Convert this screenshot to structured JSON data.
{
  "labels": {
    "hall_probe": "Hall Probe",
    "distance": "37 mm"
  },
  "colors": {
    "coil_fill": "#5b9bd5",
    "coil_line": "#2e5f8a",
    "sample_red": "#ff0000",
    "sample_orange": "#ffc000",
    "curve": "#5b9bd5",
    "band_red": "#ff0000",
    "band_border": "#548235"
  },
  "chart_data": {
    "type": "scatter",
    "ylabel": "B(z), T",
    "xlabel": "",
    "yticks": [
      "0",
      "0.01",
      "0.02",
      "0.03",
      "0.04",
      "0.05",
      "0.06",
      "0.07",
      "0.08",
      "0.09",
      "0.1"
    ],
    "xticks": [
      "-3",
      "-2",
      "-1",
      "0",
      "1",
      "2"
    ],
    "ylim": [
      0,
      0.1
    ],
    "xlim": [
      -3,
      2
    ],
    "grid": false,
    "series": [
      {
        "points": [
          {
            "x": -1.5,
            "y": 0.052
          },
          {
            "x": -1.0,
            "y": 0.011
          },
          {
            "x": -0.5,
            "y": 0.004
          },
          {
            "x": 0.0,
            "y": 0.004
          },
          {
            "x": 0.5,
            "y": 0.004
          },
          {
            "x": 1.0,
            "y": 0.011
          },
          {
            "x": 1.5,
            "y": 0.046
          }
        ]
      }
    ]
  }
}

**WHAT YOU WILL DO**.
Make an exact copy of the data above.

**OUTPUT BELOW**.
Convert this screenshot to structured JSON data.
{
  "labels": {
    "hall_probe": "Hall Probe",
    "distance": "37 mm"
  },
  "colors": {
    "coil_fill": "#5b9bd5",
    "coil_line": "#2e5f8a",
    "sample_red": "#ff0000",
    "sample_orange": "#ffc000",
    "curve": "#5b9bd5",
    "band_red": "#ff0000",
    "band_border": "#548235"
  },
  "chart_data": {
    "type": "scatter",
    "ylabel": "B(z), T",
    "xlabel": "",
    "yticks": [
      "0",
      "0.01",
      "0.02",
      "0.03",
      "0.04",
      "0.05",
      "0.06",
      "0.07",
      "0.08",
      "0.09",
      "0.1"
    ],
    "xticks": [
      "-3",
      "-2",
      "-1",
      "0",
      "1",
      "2"
    ],
    "ylim": [
      0,
      0.1
    ],
    "xlim": [
      -3,
      2
    ],
    "grid": false,
    "series": [
      {
        "points": [
          {
            "x": -1.5,
            "y": 0.052
          },
          {
            "x": -1.0,
            "y": 0.011
          },
          {
            "x": -0.5,
            "y": 0.004
          },
          {
            "x": 0.0,
            "y": 0.004
          },
          {
            "x": 0.5,
            "y": 0.004
          },
          {
            "x": 1.0,
            "y": 0.011
          },
          {
            "x": 1.5,
            "y": 0.046
          }
        ]
      }
    ]
  }
}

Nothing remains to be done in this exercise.